### Given task
Go through the material below and copy each line where the word "Tier" appears.

[Data items]
########################################

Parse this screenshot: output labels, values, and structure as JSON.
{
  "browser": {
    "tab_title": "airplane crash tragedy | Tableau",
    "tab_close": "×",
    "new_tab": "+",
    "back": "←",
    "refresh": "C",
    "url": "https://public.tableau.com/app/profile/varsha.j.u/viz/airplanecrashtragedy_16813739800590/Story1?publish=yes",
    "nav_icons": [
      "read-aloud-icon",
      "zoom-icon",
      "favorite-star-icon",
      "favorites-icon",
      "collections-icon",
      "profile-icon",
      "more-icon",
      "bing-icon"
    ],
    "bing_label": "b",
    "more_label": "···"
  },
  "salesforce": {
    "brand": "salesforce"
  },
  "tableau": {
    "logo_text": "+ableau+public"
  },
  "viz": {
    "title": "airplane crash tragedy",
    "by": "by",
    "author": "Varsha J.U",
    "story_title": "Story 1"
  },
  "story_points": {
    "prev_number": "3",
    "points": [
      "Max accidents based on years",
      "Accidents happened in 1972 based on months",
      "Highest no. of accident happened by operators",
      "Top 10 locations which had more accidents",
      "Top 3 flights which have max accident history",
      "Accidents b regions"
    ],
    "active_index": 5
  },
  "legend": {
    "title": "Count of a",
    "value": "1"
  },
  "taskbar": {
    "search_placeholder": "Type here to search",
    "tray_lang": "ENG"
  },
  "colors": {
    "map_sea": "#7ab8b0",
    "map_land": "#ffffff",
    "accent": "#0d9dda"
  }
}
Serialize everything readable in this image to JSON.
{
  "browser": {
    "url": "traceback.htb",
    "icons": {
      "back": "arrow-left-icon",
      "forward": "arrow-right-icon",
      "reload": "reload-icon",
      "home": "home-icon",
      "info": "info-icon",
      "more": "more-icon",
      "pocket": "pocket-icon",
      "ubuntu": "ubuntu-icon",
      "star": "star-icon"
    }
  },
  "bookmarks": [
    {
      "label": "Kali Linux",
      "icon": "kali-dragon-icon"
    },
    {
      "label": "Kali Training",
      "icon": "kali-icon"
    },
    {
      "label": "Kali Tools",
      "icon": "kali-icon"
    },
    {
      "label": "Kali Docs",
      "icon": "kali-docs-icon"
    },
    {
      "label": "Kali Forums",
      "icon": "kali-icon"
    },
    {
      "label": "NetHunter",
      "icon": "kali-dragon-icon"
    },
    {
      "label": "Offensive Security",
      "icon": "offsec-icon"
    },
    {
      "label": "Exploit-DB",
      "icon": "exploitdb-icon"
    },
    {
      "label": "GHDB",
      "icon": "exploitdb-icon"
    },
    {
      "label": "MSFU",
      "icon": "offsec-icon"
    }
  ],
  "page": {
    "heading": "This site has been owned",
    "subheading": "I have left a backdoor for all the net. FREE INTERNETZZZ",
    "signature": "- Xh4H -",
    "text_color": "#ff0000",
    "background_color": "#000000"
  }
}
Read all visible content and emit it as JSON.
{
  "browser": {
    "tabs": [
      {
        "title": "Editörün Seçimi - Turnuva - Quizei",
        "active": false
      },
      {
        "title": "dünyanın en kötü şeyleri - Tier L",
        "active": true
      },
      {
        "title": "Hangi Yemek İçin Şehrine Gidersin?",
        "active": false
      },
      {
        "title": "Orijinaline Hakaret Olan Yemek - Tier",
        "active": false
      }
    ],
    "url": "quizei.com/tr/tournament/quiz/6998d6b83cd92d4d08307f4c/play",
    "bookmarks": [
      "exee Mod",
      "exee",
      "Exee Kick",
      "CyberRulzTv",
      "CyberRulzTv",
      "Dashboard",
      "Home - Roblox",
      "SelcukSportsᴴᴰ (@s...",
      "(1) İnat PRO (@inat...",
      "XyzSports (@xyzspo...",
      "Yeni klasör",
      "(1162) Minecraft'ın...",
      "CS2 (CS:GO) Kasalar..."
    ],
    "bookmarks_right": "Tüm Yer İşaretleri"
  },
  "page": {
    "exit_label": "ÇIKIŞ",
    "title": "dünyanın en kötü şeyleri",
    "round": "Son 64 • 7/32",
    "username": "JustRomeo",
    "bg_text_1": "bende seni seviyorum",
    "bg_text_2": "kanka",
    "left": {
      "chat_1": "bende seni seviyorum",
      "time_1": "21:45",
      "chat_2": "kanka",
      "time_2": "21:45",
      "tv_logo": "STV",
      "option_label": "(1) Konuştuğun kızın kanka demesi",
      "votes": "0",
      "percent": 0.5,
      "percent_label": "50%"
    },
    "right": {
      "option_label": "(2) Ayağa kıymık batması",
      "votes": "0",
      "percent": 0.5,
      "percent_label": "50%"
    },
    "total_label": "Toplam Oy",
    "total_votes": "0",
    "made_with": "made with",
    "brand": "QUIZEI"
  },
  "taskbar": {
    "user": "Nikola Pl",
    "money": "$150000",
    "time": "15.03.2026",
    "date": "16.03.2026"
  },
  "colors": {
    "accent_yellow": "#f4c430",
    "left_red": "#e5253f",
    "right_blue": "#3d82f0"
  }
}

########################################

### Reply to the exercise
        "title": "dünyanın en kötü şeyleri - Tier L",
        "title": "Orijinaline Hakaret Olan Yemek - Tier",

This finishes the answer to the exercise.